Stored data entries
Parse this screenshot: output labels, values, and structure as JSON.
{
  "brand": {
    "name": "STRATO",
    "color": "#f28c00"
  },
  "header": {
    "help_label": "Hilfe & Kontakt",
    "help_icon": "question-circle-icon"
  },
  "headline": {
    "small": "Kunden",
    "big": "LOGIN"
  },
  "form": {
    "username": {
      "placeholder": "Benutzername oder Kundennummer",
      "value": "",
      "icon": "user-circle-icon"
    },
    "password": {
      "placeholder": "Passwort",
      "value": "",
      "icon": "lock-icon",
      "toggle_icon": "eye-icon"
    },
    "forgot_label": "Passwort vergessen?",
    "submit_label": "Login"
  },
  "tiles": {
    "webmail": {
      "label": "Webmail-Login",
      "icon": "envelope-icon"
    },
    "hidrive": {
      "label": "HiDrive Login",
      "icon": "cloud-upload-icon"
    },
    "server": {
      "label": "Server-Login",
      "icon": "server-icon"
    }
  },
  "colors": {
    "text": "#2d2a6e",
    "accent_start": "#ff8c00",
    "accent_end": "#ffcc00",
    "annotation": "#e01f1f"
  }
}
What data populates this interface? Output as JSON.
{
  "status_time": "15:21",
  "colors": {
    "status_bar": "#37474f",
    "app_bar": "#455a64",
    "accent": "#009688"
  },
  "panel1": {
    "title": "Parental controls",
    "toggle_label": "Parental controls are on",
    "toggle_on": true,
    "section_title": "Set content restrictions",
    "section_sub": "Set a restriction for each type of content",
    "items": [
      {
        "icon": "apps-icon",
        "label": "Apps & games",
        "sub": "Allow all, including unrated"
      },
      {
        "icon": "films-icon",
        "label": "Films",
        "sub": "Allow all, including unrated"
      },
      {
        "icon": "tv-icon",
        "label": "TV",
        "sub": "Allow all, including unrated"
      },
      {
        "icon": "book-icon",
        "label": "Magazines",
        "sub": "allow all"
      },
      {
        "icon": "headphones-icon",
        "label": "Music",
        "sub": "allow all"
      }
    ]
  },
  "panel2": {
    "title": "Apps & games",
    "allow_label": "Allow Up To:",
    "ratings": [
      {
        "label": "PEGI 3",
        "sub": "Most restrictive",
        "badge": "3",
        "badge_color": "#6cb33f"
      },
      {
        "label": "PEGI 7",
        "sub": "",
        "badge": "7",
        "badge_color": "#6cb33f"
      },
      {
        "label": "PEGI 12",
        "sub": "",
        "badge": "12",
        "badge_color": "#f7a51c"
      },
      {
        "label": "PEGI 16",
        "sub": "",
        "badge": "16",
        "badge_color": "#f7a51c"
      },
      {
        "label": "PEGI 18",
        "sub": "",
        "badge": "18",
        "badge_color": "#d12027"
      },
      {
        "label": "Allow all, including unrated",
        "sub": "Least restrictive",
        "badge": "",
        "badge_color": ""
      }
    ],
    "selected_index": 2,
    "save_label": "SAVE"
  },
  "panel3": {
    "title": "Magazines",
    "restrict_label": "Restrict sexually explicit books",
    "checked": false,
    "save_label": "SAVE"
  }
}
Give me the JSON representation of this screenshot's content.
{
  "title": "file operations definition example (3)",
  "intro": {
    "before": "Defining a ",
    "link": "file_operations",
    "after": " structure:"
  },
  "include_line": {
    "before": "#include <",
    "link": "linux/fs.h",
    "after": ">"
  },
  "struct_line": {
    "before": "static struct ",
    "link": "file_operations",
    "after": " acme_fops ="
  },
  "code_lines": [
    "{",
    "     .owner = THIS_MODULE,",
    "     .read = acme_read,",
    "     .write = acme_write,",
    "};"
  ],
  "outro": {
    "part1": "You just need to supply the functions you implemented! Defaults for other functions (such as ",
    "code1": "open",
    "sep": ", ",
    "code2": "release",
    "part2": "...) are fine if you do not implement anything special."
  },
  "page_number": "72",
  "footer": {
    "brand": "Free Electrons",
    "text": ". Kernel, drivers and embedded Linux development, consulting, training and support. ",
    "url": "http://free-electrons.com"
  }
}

__Exercise directions__
Check each line of the material above for "screenshot" and say how many lines contain it, giving the number alone.

__Final result__
2